◆ INFORMATION SHOWN:
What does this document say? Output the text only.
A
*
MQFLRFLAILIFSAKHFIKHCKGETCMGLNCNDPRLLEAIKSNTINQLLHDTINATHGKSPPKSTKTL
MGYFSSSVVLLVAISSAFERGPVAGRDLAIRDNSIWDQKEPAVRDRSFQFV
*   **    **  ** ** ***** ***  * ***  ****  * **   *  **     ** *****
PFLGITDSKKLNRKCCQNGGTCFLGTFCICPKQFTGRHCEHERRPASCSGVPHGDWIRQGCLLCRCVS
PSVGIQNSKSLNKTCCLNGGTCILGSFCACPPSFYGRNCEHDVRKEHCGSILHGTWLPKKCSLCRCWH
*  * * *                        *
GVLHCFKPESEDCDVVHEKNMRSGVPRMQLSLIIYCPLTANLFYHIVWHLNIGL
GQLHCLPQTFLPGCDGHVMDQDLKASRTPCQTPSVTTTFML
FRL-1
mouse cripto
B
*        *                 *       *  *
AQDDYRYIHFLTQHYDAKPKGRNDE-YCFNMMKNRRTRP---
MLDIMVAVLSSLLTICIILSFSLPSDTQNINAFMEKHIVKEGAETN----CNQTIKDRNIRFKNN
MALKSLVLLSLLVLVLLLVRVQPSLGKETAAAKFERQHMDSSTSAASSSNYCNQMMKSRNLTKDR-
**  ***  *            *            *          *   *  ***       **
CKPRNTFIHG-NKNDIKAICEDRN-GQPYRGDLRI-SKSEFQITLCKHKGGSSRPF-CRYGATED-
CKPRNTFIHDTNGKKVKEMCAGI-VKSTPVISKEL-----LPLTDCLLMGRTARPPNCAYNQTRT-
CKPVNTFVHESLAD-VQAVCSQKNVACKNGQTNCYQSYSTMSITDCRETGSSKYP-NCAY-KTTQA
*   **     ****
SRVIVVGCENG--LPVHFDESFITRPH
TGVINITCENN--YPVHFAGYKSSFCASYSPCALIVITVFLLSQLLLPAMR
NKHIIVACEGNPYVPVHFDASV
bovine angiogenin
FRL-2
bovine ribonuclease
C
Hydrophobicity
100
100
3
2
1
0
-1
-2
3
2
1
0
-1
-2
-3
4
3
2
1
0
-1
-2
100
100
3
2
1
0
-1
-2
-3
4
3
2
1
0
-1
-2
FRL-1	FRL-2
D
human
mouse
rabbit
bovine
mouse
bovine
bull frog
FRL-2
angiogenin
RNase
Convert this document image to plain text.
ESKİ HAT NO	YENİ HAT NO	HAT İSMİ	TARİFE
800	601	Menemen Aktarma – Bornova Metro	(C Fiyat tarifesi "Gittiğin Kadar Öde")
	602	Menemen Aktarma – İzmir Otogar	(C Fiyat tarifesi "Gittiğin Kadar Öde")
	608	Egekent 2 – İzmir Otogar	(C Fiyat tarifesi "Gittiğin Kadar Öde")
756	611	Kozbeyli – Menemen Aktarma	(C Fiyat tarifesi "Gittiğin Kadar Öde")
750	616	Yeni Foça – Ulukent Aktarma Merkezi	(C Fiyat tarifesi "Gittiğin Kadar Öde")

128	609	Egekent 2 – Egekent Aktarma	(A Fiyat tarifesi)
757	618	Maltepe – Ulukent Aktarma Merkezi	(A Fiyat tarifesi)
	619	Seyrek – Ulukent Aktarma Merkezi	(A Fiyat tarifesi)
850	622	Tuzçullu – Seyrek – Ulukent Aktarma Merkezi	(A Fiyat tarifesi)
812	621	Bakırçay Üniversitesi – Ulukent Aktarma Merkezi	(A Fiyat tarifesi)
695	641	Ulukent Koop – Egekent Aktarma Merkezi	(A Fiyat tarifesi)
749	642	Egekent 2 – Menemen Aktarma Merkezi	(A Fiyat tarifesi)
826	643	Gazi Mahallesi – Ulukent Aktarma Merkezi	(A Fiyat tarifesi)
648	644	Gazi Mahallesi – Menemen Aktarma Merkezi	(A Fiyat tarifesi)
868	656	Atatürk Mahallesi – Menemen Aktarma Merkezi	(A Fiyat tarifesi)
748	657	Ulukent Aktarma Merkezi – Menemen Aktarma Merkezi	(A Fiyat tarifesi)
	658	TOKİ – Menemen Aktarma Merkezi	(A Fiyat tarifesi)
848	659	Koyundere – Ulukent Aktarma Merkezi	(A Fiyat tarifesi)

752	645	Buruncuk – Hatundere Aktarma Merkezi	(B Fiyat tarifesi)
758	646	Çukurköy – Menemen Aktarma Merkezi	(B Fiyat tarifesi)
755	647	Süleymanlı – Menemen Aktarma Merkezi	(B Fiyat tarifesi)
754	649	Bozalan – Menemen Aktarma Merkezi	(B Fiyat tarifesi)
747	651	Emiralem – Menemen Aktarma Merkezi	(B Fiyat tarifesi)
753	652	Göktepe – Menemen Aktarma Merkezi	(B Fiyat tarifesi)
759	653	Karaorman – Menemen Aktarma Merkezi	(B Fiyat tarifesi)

◆ STATED PROBLEM: All of the entries must be quoted exactly; please include each one.

◆ TASK SOLUTION:
What does this document say? Output the text only.
A
*
MQFLRFLAILIFSAKHFIKHCKGETCMGLNCNDPRLLEAIKSNTINQLLHDTINATHGKSPPKSTKTL
MGYFSSSVVLLVAISSAFERGPVAGRDLAIRDNSIWDQKEPAVRDRSFQFV
*   **    **  ** ** ***** ***  * ***  ****  * **   *  **     ** *****
PFLGITDSKKLNRKCCQNGGTCFLGTFCICPKQFTGRHCEHERRPASCSGVPHGDWIRQGCLLCRCVS
PSVGIQNSKSLNKTCCLNGGTCILGSFCACPPSFYGRNCEHDVRKEHCGSILHGTWLPKKCSLCRCWH
*  * * *                        *
GVLHCFKPESEDCDVVHEKNMRSGVPRMQLSLIIYCPLTANLFYHIVWHLNIGL
GQLHCLPQTFLPGCDGHVMDQDLKASRTPCQTPSVTTTFML
FRL-1
mouse cripto
B
*        *                 *       *  *
AQDDYRYIHFLTQHYDAKPKGRNDE-YCFNMMKNRRTRP---
MLDIMVAVLSSLLTICIILSFSLPSDTQNINAFMEKHIVKEGAETN----CNQTIKDRNIRFKNN
MALKSLVLLSLLVLVLLLVRVQPSLGKETAAAKFERQHMDSSTSAASSSNYCNQMMKSRNLTKDR-
**  ***  *            *            *          *   *  ***       **
CKPRNTFIHG-NKNDIKAICEDRN-GQPYRGDLRI-SKSEFQITLCKHKGGSSRPF-CRYGATED-
CKPRNTFIHDTNGKKVKEMCAGI-VKSTPVISKEL-----LPLTDCLLMGRTARPPNCAYNQTRT-
CKPVNTFVHESLAD-VQAVCSQKNVACKNGQTNCYQSYSTMSITDCRETGSSKYP-NCAY-KTTQA
*   **     ****
SRVIVVGCENG--LPVHFDESFITRPH
TGVINITCENN--YPVHFAGYKSSFCASYSPCALIVITVFLLSQLLLPAMR
NKHIIVACEGNPYVPVHFDASV
bovine angiogenin
FRL-2
bovine ribonuclease
C
Hydrophobicity
100
100
3
2
1
0
-1
-2
3
2
1
0
-1
-2
-3
4
3
2
1
0
-1
-2
100
100
3
2
1
0
-1
-2
-3
4
3
2
1
0
-1
-2
FRL-1	FRL-2
D
human
mouse
rabbit
bovine
mouse
bovine
bull frog
FRL-2
angiogenin
RNase
Convert this document image to plain text.
ESKİ HAT NO	YENİ HAT NO	HAT İSMİ	TARİFE
800	601	Menemen Aktarma – Bornova Metro	(C Fiyat tarifesi "Gittiğin Kadar Öde")
	602	Menemen Aktarma – İzmir Otogar	(C Fiyat tarifesi "Gittiğin Kadar Öde")
	608	Egekent 2 – İzmir Otogar	(C Fiyat tarifesi "Gittiğin Kadar Öde")
756	611	Kozbeyli – Menemen Aktarma	(C Fiyat tarifesi "Gittiğin Kadar Öde")
750	616	Yeni Foça – Ulukent Aktarma Merkezi	(C Fiyat tarifesi "Gittiğin Kadar Öde")

128	609	Egekent 2 – Egekent Aktarma	(A Fiyat tarifesi)
757	618	Maltepe – Ulukent Aktarma Merkezi	(A Fiyat tarifesi)
	619	Seyrek – Ulukent Aktarma Merkezi	(A Fiyat tarifesi)
850	622	Tuzçullu – Seyrek – Ulukent Aktarma Merkezi	(A Fiyat tarifesi)
812	621	Bakırçay Üniversitesi – Ulukent Aktarma Merkezi	(A Fiyat tarifesi)
695	641	Ulukent Koop – Egekent Aktarma Merkezi	(A Fiyat tarifesi)
749	642	Egekent 2 – Menemen Aktarma Merkezi	(A Fiyat tarifesi)
826	643	Gazi Mahallesi – Ulukent Aktarma Merkezi	(A Fiyat tarifesi)
648	644	Gazi Mahallesi – Menemen Aktarma Merkezi	(A Fiyat tarifesi)
868	656	Atatürk Mahallesi – Menemen Aktarma Merkezi	(A Fiyat tarifesi)
748	657	Ulukent Aktarma Merkezi – Menemen Aktarma Merkezi	(A Fiyat tarifesi)
	658	TOKİ – Menemen Aktarma Merkezi	(A Fiyat tarifesi)
848	659	Koyundere – Ulukent Aktarma Merkezi	(A Fiyat tarifesi)

752	645	Buruncuk – Hatundere Aktarma Merkezi	(B Fiyat tarifesi)
758	646	Çukurköy – Menemen Aktarma Merkezi	(B Fiyat tarifesi)
755	647	Süleymanlı – Menemen Aktarma Merkezi	(B Fiyat tarifesi)
754	649	Bozalan – Menemen Aktarma Merkezi	(B Fiyat tarifesi)
747	651	Emiralem – Menemen Aktarma Merkezi	(B Fiyat tarifesi)
753	652	Göktepe – Menemen Aktarma Merkezi	(B Fiyat tarifesi)
759	653	Karaorman – Menemen Aktarma Merkezi	(B Fiyat tarifesi)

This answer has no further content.